The task: Extract all lines from the data beneath that include the word "this".

################

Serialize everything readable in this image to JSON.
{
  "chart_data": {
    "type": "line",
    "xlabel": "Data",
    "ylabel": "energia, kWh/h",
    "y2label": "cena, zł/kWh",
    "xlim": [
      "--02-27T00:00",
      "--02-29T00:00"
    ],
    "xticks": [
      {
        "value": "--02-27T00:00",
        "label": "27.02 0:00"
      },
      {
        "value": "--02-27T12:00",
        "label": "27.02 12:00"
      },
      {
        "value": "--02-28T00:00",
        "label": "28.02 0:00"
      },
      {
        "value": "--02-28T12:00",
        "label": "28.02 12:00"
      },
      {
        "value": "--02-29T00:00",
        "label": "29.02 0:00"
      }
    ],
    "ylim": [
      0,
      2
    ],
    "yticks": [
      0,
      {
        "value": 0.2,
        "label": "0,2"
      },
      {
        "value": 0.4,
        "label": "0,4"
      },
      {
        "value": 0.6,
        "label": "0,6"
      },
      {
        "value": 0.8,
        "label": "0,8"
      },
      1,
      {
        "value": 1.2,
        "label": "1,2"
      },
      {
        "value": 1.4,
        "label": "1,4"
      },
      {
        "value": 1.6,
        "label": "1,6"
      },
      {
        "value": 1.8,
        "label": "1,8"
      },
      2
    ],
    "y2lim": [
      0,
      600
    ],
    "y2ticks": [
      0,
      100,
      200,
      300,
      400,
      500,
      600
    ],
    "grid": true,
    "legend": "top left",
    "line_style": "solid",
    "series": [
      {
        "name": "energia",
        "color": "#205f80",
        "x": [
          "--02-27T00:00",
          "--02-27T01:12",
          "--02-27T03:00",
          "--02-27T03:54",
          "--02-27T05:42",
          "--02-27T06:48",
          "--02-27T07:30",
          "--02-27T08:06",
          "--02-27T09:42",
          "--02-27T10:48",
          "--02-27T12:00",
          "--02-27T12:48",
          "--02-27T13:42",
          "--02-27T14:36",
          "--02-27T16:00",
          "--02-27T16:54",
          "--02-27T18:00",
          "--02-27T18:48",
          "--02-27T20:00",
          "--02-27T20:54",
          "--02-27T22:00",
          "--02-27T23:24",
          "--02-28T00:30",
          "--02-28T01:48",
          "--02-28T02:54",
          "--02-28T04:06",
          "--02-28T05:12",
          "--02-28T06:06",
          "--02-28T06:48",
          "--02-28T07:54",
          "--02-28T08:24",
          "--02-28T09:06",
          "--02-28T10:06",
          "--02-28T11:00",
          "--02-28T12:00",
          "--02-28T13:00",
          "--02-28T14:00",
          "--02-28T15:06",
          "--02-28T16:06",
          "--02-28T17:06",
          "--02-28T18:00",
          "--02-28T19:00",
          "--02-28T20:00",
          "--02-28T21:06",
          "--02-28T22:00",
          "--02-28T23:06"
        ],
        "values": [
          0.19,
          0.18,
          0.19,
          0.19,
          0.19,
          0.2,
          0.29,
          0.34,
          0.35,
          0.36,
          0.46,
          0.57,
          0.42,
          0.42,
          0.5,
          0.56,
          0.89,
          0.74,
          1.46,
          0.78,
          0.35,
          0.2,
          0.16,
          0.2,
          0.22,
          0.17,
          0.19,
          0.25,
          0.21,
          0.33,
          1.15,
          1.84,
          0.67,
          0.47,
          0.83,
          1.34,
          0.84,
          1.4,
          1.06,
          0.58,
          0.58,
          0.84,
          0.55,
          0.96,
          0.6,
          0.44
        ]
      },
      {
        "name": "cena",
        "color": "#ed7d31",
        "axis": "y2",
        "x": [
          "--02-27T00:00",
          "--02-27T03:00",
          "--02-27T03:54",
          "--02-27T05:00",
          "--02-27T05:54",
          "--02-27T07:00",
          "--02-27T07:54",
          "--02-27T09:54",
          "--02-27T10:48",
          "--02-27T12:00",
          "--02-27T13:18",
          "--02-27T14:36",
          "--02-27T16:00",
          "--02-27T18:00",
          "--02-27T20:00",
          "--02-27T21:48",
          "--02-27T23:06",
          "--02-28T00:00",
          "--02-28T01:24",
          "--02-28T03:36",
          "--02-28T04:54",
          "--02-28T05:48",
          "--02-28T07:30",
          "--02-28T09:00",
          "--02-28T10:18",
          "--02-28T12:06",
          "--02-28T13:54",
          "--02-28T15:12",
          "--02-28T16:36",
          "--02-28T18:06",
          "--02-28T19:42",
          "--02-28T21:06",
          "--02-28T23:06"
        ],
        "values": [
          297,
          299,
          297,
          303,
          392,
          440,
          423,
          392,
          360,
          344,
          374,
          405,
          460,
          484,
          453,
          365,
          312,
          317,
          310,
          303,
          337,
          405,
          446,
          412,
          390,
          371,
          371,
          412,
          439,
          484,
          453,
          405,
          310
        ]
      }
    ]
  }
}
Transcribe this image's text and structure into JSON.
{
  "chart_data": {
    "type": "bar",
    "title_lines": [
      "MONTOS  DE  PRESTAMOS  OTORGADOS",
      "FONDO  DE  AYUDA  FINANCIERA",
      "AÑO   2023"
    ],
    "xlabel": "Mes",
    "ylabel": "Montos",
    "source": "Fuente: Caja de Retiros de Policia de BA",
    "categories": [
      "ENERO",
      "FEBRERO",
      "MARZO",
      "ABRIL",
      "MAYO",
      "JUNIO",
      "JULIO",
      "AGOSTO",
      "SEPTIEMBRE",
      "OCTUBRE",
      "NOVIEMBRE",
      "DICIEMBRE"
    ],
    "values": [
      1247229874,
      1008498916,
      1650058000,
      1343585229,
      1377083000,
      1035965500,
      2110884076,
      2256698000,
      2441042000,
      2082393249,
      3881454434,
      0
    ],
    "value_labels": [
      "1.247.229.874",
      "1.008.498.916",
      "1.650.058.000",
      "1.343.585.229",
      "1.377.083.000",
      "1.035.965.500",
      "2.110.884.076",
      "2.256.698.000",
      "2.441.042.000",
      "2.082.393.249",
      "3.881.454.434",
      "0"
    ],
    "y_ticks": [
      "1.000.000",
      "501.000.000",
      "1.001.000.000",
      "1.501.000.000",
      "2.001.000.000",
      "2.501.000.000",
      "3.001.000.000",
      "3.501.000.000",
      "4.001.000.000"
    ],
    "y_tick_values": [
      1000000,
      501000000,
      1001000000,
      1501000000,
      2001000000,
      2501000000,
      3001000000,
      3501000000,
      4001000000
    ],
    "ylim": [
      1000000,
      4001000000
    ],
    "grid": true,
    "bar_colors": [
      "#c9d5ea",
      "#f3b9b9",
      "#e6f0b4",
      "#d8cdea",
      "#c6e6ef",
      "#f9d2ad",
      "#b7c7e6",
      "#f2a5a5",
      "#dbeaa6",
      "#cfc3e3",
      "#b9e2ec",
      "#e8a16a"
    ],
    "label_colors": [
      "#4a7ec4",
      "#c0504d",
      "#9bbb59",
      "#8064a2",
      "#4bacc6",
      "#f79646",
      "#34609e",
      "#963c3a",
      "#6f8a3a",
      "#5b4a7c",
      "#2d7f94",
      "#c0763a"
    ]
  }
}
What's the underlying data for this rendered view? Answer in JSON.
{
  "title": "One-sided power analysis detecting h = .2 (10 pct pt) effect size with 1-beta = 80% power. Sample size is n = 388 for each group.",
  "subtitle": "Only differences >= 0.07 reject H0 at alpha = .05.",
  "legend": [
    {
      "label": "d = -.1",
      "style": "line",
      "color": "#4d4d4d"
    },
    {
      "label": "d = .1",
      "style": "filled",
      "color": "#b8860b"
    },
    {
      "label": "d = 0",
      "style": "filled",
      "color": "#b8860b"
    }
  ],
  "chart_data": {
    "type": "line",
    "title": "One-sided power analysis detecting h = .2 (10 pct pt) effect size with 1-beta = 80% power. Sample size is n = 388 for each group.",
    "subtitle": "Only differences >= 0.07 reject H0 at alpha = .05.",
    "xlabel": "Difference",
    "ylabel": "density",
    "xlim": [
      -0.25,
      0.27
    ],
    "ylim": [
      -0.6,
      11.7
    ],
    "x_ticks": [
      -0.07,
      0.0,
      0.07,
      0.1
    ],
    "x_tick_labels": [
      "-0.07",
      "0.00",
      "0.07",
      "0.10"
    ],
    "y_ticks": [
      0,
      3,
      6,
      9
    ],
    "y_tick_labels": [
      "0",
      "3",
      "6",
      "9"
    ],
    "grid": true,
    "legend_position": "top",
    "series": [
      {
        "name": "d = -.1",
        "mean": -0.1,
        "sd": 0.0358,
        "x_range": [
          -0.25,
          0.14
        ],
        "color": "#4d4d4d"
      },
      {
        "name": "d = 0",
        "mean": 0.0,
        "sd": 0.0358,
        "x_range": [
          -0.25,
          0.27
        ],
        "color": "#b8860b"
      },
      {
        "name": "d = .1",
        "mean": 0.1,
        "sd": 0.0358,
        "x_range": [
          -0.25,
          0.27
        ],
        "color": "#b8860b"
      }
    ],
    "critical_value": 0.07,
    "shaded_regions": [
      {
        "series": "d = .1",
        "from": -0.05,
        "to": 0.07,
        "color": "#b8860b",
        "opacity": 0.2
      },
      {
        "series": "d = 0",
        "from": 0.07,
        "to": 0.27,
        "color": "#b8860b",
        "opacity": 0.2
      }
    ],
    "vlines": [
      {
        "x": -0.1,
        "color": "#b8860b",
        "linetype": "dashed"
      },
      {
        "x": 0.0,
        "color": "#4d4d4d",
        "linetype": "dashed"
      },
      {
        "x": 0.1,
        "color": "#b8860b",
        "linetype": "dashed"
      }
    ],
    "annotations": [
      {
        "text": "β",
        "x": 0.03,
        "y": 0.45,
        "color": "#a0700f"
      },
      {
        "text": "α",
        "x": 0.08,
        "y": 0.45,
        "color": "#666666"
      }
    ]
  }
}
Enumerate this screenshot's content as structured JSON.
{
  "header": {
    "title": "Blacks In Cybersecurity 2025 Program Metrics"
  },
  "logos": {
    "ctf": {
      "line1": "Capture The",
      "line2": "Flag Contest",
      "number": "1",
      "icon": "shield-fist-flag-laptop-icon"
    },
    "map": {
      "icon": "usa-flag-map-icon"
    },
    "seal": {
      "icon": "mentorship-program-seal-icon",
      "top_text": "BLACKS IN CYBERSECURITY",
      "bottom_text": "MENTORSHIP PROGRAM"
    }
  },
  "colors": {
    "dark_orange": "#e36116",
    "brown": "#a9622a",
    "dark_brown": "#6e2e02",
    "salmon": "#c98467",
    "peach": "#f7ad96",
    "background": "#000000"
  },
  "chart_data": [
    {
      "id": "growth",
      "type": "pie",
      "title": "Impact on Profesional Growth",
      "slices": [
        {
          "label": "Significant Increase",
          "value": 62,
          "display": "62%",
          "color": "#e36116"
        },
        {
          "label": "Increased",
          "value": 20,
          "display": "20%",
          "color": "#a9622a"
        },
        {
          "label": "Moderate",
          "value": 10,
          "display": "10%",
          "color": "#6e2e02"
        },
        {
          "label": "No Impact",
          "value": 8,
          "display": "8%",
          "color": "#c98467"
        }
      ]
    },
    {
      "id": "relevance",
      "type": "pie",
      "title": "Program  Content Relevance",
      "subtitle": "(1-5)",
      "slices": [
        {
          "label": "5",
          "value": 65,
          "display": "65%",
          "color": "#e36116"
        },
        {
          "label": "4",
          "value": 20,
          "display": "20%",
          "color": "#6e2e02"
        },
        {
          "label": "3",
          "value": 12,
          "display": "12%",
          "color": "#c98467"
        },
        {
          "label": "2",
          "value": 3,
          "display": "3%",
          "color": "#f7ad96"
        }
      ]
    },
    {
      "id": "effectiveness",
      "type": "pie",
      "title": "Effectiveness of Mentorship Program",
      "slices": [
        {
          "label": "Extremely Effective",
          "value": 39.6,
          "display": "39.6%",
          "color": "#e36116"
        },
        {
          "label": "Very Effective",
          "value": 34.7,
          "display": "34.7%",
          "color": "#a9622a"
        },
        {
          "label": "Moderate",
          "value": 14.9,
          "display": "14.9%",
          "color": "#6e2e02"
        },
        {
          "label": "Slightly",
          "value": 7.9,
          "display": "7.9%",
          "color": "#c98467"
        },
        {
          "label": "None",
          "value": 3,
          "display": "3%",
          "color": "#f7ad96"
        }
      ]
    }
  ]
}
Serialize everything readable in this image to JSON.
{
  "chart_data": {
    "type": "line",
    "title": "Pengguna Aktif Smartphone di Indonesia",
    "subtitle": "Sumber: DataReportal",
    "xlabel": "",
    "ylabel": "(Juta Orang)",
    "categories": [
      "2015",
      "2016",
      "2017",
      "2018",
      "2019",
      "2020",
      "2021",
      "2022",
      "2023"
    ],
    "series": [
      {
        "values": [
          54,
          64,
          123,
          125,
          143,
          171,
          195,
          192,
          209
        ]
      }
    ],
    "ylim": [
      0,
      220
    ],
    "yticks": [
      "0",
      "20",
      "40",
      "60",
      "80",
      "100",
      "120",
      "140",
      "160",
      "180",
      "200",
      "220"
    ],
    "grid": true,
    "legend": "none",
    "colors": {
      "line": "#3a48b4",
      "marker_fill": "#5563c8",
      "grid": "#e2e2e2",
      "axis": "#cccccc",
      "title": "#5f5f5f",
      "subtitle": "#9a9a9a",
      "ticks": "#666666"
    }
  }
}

################

Final answer:
Serialize everything readable in this image to JSON.
Transcribe this image's text and structure into JSON.
What's the underlying data for this rendered view? Answer in JSON.
Enumerate this screenshot's content as structured JSON.
Serialize everything readable in this image to JSON.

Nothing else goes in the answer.